Re: [PATCH][tree-optimization/61338] - Optimize redundant reverse permutations in vectorized stores

Richard Biener Thu, 23 Oct 2025 04:15:48 -0700

On Wed, Oct 22, 2025 at 4:48 PM Tamar Christina <[email protected]> wrote:
>
> Hi Kugan,
>
>
> The 10/22/2025 11:14, Kugan Vivekanandarajah wrote:
> >
> >
> > >
> > > Did you send the right version of the patch Kugan? It's identical to the 
> > > one you
> > > sent before and also has some changes in gcc/fortran/resolve.cc not 
> > > specified
> > > and your changelog seems to have an incorrect format, the files 
> > > containing what
> > > you changed aren't mentioned.
> >
> > Apologies again. Here is the correct version. This also does not have the 
> > changes for resolve.cc <http://resolve.cc/>.
> >
>
> The patch doesn't seem quite correct to me, because it doesn't take into 
> acccount that SLP
> nodes (and thus stmt_vinfo) are shared between SLP instances.
>
> So for instance
>
> #define N 32000
>
> void test_reverse_loop (float * __restrict__ a,
>                         float * __restrict__ b,
>                         float * __restrict__ c)
> {
>   for (int i = N - 1; i >= 0; i--)
>     {
>       a[i] = b[i] + 1.0f;
>       c[N-1-i] = b[i] + 1.0f;
>     }
> }
>
> generates the wrong code because `b[i]` is shared but the permute on `a` and 
> `c` are different.
>
> > diff --git a/gcc/tree-vect-stmts.cc b/gcc/tree-vect-stmts.cc
> > index dcb25225b1b..cafc5a55dbe 100644
> > --- a/gcc/tree-vect-stmts.cc
> > +++ b/gcc/tree-vect-stmts.cc
> > @@ -65,6 +65,95 @@ along with GCC; see the file COPYING3.  If not see
> >  static tree vector_vector_composition_type (tree, poly_uint64, tree *,
> >                                           bool = false);
> >
> > +/* Recursively search for an SLP node whose representative matches 
> > stmt_info.  */
> > +
> > +static slp_tree
> > +find_slp_node_in_children (slp_tree node, stmt_vec_info stmt_info)

+===+

STATED TASK 1.
In the patch review thread, translate the sentence "Here is the correct version." into French.
STATED TASK 2.
Write the next part of the patch review thread, picking up immediately after its final line.

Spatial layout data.
+===+

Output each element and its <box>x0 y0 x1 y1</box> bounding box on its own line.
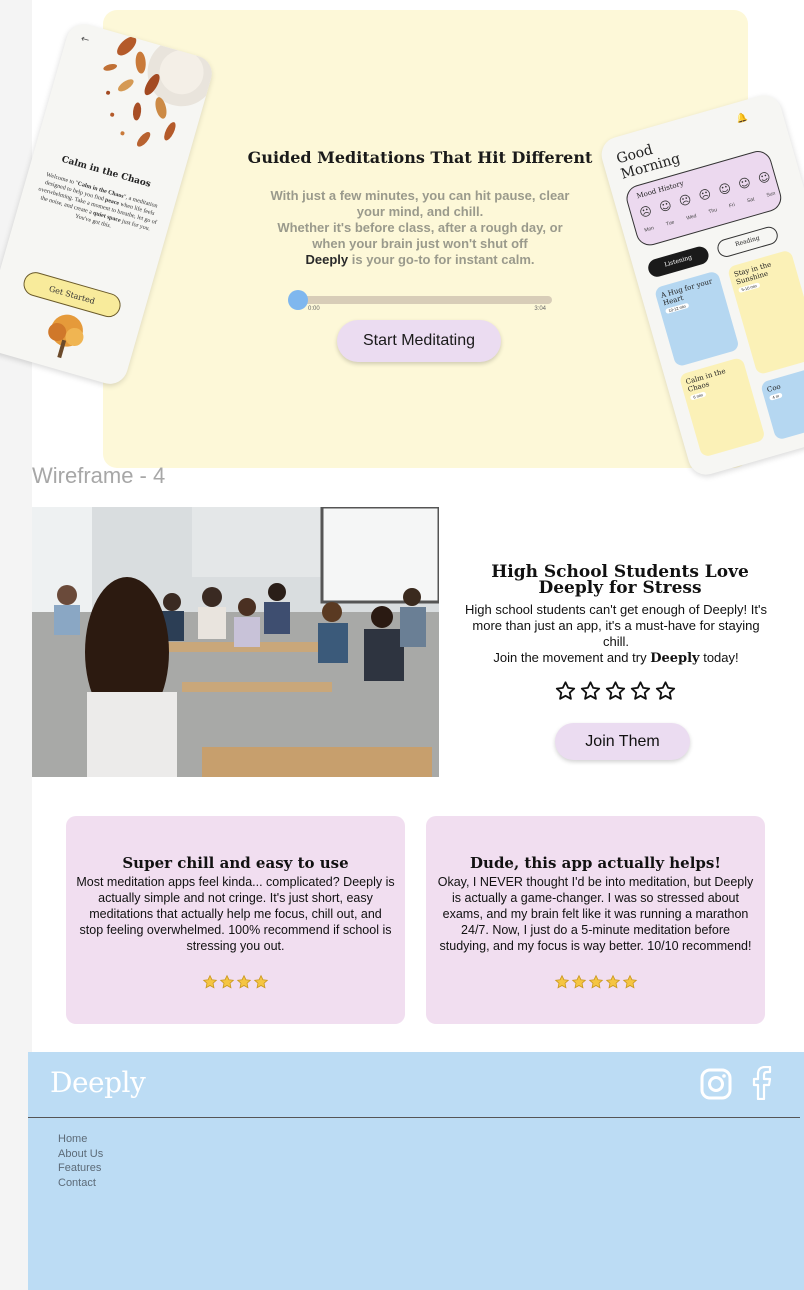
join-them-button[interactable]: Join Them <box>555 723 690 760</box>
progress-track[interactable] <box>296 296 552 304</box>
card-title: A Hug for your Heart <box>660 277 714 308</box>
footer: Deeply Home About Us Features Contact <box>28 1052 804 1290</box>
review-body: Most meditation apps feel kinda... compl… <box>76 875 395 953</box>
smile-face-icon[interactable]: ☺ <box>657 198 673 215</box>
review-title: Dude, this app actually helps! <box>470 854 721 872</box>
brand-name: Deeply <box>650 651 700 666</box>
star-filled-icon <box>588 974 603 989</box>
day-label: Thu <box>707 207 718 216</box>
star-rating[interactable] <box>554 680 677 702</box>
day-label: Fri <box>728 202 736 210</box>
start-meditating-button[interactable]: Start Meditating <box>337 320 501 362</box>
star-outline-icon[interactable] <box>654 680 677 702</box>
footer-link-about[interactable]: About Us <box>58 1147 103 1162</box>
footer-link-features[interactable]: Features <box>58 1161 103 1176</box>
review-stars <box>66 974 405 990</box>
review-card: Super chill and easy to use Most meditat… <box>66 816 405 1024</box>
star-filled-icon <box>622 974 637 989</box>
star-filled-icon <box>554 974 569 989</box>
card-title: Coo <box>766 382 782 395</box>
footer-logo[interactable]: Deeply <box>50 1066 146 1099</box>
current-time: 0:00 <box>308 306 320 312</box>
wireframe-label: Wireframe - 4 <box>32 463 166 488</box>
day-label: Mon <box>643 225 655 234</box>
footer-divider <box>28 1117 800 1118</box>
day-label: Wed <box>685 213 698 222</box>
hero-text-line: Whether it's before class, after a rough… <box>277 220 563 251</box>
footer-link-home[interactable]: Home <box>58 1132 103 1147</box>
card-duration: 6 min <box>689 391 707 401</box>
bell-icon[interactable]: 🔔 <box>735 112 749 125</box>
day-label: Tue <box>665 219 676 228</box>
card-title: Stay in the Sunshine <box>733 260 773 287</box>
star-filled-icon <box>219 974 235 989</box>
star-filled-icon <box>202 974 218 989</box>
sad-face-icon[interactable]: ☹ <box>677 192 693 209</box>
autumn-tree-illustration <box>48 314 84 359</box>
card-duration: 4 m <box>768 392 783 401</box>
review-stars <box>426 974 765 990</box>
star-filled-icon <box>253 974 269 989</box>
brand-name: Deeply <box>305 252 349 267</box>
meditation-card[interactable]: Stay in the Sunshine 5-10 min <box>726 249 804 376</box>
sad-face-icon[interactable]: ☹ <box>697 186 713 203</box>
review-card: Dude, this app actually helps! Okay, I N… <box>426 816 765 1024</box>
day-label: Sat <box>746 196 756 205</box>
star-filled-icon <box>236 974 252 989</box>
star-filled-icon <box>605 974 620 989</box>
students-title: High School Students Love Deeply for Str… <box>491 562 749 598</box>
star-outline-icon[interactable] <box>629 680 652 702</box>
smile-face-icon[interactable]: ☺ <box>756 169 772 186</box>
meditation-card[interactable]: Calm in the Chaos 6 min <box>678 356 766 458</box>
meditation-card[interactable]: Coo 4 m <box>759 364 804 441</box>
day-label: Sun <box>765 190 777 199</box>
students-description: High school students can't get enough of… <box>458 602 774 667</box>
students-text-line: Join the movement and try Deeply today! <box>493 650 739 666</box>
star-outline-icon[interactable] <box>554 680 577 702</box>
students-text-line: High school students can't get enough of… <box>465 602 767 649</box>
sad-face-icon[interactable]: ☹ <box>638 203 654 220</box>
instagram-icon[interactable] <box>700 1068 732 1100</box>
star-outline-icon[interactable] <box>604 680 627 702</box>
review-body: Okay, I NEVER thought I'd be into medita… <box>437 875 754 953</box>
facebook-icon[interactable] <box>750 1066 772 1100</box>
progress-knob[interactable] <box>288 290 308 310</box>
hero-description: With just a few minutes, you can hit pau… <box>270 188 570 268</box>
card-title: Calm in the Chaos <box>684 367 727 394</box>
classroom-photo <box>32 507 439 777</box>
hero-title: Guided Meditations That Hit Different <box>247 148 593 167</box>
hero-text-line: With just a few minutes, you can hit pau… <box>270 188 570 219</box>
footer-nav: Home About Us Features Contact <box>58 1132 103 1190</box>
smile-face-icon[interactable]: ☺ <box>717 181 733 198</box>
duration-time: 3:04 <box>534 306 546 312</box>
footer-link-contact[interactable]: Contact <box>58 1176 103 1191</box>
smile-face-icon[interactable]: ☺ <box>737 175 753 192</box>
hero-text-line: Deeply is your go-to for instant calm. <box>305 252 535 267</box>
audio-player: 0:00 3:04 <box>288 290 552 314</box>
star-filled-icon <box>571 974 586 989</box>
review-title: Super chill and easy to use <box>122 854 349 872</box>
meditation-card[interactable]: A Hug for your Heart 10-12 min <box>653 270 740 368</box>
star-outline-icon[interactable] <box>579 680 602 702</box>
get-started-button[interactable]: Get Started <box>20 269 124 320</box>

+===+

TASK RESPONSE 1.
Voici la version correcte.

TASK RESPONSE 2.
> > +{
> > +  if (!node)
> > +    return NULL;
> > +
> > +  if (SLP_TREE_REPRESENTATIVE (node) == stmt_info)
> > +    return node;
> > +
> > +  slp_tree child;
> > +  unsigned int i;
> > +  FOR_EACH_VEC_ELT (SLP_TREE_CHILDREN (node), i, child)
> > +    {
> > +      slp_tree found = find_slp_node_in_children (child, stmt_info);
> > +      if (found)
> > +     return found;
> > +    }
> > +
> > +  return NULL;
> > +}
> > +
> > +/* Check if we can elide reverse permutes in a back-to-back load/store 
> > pattern.
> > +   Returns true if the optimization applies and marks both load and store 
> > to
> > +   skip reverse permute generation.  */
> > +
> > +static bool
> > +vect_optimize_reverse_permutes (vec_info *vinfo, stmt_vec_info stmt_info,
> > +                             slp_tree slp_node)
> > +{
> > +  /* Get the RHS of the store statement.  */
> > +  tree rhs = gimple_assign_rhs1 (stmt_info->stmt);
> > +  if (TREE_CODE (rhs) != SSA_NAME)
> > +    return false;
> > +
>
> I think in these functions you're mixing scalar analysis and SLP traversals.
> for SLP the nodes would have been classified and SLP_TREE_TYPE would return
> store_vec_info_type or load_vec_info_type.  But you definitely can't rely on
> the scalar statements here.
>
> > +  gimple *def = SSA_NAME_DEF_STMT (rhs);
> > +  if (!def || !is_gimple_assign (def))
> > +    return false;
> > +
> > +  tree_code code = gimple_assign_rhs_code (def);
> > +  /* Direct copy or element-wise operations.  */
> > +  if (code != SSA_NAME
> > +      && TREE_CODE_CLASS (code) != tcc_unary
> > +      && TREE_CODE_CLASS (code) != tcc_binary)
> > +    return false;
> > +
> > +  tree op1 = gimple_assign_rhs1 (def);
> > +  if (TREE_CODE (op1) != SSA_NAME)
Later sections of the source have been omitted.